## Exercise goal
Copy exactly the lines from the one containing "What's the underlying" through the last line of the records, both included, and nothing more.

## Listed entries
◇ ◇ ◇ ◇ ◇
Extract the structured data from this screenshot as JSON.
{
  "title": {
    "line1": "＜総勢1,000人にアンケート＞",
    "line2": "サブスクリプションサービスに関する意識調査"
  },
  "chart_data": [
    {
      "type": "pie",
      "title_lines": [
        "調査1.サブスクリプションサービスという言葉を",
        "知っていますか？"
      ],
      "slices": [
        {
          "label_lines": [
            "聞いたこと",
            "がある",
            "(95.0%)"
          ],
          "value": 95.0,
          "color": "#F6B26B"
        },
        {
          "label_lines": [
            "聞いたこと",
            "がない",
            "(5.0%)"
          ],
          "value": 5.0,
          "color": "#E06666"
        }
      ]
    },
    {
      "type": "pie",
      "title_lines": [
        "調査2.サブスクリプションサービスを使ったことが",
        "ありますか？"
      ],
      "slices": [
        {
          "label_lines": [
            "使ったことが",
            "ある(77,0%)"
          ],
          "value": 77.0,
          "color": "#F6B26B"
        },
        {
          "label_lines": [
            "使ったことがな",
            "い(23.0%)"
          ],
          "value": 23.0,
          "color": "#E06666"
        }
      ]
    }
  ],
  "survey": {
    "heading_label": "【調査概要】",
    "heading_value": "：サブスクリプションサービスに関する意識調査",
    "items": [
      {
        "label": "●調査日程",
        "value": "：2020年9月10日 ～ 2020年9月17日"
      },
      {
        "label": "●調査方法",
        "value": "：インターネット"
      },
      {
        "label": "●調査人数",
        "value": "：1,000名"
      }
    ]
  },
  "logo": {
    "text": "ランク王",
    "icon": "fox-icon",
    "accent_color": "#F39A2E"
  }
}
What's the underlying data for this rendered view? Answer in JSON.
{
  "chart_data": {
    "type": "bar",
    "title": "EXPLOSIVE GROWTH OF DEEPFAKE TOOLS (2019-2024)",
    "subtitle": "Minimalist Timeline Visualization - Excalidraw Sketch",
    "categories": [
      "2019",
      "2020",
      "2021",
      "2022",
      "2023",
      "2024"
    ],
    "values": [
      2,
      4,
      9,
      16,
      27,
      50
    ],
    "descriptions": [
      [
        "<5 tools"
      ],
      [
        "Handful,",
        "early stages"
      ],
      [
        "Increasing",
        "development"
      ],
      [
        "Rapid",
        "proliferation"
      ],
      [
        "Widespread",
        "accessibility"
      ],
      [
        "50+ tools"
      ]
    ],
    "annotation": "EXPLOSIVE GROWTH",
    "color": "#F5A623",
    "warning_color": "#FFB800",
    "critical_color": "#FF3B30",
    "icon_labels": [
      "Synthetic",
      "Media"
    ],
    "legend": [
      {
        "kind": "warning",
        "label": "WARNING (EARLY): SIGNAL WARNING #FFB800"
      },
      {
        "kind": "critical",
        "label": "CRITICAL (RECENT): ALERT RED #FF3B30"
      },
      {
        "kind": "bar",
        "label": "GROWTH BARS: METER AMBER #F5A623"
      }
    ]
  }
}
◇ ◇ ◇ ◇ ◇
## Result for this exercise
What's the underlying data for this rendered view? Answer in JSON.
{
  "chart_data": {
    "type": "bar",
    "title": "EXPLOSIVE GROWTH OF DEEPFAKE TOOLS (2019-2024)",
    "subtitle": "Minimalist Timeline Visualization - Excalidraw Sketch",
    "categories": [
      "2019",
      "2020",
      "2021",
      "2022",
      "2023",
      "2024"
    ],
    "values": [
      2,
      4,
      9,
      16,
      27,
      50
    ],
    "descriptions": [
      [
        "<5 tools"
      ],
      [
        "Handful,",
        "early stages"
      ],
      [
        "Increasing",
        "development"
      ],
      [
        "Rapid",
        "proliferation"
      ],
      [
        "Widespread",
        "accessibility"
      ],
      [
        "50+ tools"
      ]
    ],
    "annotation": "EXPLOSIVE GROWTH",
    "color": "#F5A623",
    "warning_color": "#FFB800",
    "critical_color": "#FF3B30",
    "icon_labels": [
      "Synthetic",
      "Media"
    ],
    "legend": [
      {
        "kind": "warning",
        "label": "WARNING (EARLY): SIGNAL WARNING #FFB800"
      },
      {
        "kind": "critical",
        "label": "CRITICAL (RECENT): ALERT RED #FF3B30"
      },
      {
        "kind": "bar",
        "label": "GROWTH BARS: METER AMBER #F5A623"
      }
    ]
  }
}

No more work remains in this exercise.